WRITTEN INSTRUCTION:
Show every line below where "data" can be found.

RECORDS FOR THIS EXERCISE:
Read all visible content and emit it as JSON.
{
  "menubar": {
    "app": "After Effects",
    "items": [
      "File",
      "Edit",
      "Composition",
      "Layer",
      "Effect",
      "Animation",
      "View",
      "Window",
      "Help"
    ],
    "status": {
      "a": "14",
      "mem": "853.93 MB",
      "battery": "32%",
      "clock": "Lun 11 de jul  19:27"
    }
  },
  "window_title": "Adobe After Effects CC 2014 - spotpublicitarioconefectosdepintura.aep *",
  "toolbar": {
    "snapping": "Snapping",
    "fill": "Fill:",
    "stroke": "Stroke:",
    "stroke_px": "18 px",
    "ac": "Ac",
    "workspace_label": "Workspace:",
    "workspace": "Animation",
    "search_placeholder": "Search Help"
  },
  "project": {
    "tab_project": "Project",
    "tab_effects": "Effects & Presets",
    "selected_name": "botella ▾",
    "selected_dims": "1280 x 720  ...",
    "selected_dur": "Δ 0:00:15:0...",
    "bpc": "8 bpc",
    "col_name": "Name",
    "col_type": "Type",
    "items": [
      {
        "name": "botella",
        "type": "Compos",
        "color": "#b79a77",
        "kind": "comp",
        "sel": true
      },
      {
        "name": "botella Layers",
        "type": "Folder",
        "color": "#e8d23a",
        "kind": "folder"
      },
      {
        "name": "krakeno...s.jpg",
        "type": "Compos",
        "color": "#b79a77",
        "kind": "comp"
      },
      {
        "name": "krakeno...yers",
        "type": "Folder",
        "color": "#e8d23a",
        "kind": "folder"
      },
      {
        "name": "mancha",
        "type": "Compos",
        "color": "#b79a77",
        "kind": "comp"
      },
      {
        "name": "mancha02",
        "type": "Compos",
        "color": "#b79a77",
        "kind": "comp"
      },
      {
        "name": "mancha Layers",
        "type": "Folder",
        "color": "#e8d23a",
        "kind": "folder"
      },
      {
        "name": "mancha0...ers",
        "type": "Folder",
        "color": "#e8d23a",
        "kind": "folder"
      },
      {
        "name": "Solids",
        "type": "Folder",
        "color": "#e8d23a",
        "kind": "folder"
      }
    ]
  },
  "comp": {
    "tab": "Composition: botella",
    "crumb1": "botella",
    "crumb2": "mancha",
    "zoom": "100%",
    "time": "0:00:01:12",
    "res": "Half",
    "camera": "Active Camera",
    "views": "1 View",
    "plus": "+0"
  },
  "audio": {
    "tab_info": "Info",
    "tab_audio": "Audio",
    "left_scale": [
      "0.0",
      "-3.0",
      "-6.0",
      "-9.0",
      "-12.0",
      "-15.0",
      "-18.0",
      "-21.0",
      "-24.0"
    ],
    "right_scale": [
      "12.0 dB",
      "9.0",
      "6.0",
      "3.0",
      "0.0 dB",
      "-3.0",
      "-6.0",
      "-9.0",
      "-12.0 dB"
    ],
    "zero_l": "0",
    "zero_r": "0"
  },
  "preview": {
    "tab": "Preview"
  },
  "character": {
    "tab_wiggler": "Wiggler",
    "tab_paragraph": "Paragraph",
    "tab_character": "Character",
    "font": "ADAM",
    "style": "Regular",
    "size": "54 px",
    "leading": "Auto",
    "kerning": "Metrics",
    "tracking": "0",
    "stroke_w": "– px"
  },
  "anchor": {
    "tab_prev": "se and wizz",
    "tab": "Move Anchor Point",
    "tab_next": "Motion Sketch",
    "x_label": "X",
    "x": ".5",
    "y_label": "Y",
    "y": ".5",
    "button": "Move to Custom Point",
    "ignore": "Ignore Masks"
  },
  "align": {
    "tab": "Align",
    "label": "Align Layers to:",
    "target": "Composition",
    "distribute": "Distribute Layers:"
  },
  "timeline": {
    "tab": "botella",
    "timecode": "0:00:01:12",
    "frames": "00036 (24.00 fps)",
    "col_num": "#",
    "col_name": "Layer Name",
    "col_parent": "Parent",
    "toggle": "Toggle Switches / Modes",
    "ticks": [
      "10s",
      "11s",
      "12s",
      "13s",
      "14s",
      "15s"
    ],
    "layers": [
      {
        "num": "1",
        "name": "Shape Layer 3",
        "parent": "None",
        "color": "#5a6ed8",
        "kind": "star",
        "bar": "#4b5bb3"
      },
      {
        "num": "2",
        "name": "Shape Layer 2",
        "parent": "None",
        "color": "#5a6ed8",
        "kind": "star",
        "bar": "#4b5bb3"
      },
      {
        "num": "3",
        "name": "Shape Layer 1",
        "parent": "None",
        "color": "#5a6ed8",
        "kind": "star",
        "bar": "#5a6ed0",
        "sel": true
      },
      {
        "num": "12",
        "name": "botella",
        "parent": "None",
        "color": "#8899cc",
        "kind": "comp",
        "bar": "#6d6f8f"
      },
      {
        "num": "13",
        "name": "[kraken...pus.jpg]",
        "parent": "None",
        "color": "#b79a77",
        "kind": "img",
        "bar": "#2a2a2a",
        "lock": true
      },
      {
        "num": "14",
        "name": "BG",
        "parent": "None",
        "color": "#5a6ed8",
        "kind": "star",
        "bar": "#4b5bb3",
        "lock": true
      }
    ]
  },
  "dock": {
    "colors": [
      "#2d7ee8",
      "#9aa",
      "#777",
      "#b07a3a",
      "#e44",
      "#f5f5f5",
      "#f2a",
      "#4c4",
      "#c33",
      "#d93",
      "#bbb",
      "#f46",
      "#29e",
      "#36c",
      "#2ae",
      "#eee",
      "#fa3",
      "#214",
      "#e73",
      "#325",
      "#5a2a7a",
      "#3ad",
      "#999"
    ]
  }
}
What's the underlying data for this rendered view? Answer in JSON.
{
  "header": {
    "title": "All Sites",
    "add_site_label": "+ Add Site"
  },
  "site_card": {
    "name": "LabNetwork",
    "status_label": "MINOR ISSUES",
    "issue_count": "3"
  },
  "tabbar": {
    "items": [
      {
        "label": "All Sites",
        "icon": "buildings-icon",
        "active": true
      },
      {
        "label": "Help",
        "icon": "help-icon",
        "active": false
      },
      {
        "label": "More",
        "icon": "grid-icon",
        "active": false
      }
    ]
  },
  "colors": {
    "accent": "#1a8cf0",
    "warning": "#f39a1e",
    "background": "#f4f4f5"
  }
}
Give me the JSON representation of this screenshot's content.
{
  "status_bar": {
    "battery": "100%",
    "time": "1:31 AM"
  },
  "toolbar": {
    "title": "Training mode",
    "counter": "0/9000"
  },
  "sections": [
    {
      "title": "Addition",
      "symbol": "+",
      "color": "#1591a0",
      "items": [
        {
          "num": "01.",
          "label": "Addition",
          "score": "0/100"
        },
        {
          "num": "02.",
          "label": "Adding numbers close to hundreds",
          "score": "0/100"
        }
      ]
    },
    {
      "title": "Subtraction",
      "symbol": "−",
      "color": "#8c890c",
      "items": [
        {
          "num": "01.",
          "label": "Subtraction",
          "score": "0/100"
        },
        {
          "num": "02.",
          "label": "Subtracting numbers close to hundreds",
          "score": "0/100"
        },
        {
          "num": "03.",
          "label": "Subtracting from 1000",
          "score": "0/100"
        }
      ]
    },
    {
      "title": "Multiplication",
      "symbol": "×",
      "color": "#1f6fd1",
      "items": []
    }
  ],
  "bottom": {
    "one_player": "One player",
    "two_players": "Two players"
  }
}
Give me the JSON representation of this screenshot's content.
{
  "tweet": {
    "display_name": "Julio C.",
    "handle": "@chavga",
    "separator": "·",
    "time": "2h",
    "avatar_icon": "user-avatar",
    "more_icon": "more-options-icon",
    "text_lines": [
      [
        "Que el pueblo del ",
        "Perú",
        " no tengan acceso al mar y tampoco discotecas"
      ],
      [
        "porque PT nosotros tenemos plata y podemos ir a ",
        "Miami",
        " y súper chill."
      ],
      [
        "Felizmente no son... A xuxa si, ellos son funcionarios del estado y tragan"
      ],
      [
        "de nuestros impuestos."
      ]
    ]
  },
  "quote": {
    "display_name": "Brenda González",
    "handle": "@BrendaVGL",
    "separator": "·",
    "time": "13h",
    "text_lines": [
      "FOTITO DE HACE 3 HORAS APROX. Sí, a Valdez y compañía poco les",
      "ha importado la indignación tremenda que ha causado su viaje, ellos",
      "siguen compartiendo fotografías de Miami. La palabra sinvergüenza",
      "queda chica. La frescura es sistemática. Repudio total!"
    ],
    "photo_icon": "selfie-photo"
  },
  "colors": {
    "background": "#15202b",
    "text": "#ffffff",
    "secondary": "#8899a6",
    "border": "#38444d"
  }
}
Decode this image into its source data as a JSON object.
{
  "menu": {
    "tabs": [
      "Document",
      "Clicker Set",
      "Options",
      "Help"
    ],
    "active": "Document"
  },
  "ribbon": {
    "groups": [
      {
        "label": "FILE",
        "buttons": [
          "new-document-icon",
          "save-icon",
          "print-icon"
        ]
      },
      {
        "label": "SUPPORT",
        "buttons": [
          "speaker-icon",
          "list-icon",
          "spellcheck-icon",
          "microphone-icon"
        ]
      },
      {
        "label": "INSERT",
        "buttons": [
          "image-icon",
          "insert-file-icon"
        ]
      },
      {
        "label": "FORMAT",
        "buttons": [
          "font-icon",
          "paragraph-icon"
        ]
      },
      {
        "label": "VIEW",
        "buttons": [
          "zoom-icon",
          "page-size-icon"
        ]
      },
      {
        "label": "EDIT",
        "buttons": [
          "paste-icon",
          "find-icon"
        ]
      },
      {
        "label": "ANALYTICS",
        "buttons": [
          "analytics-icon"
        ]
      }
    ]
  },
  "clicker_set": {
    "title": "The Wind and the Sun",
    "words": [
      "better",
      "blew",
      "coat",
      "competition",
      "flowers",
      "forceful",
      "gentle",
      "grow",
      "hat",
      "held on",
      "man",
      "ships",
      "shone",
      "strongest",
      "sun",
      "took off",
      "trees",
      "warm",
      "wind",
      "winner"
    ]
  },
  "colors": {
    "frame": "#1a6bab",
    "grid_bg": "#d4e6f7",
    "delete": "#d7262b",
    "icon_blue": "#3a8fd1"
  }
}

RESULT OF THIS EXERCISE:
What's the underlying data for this rendered view? Answer in JSON.
Decode this image into its source data as a JSON object.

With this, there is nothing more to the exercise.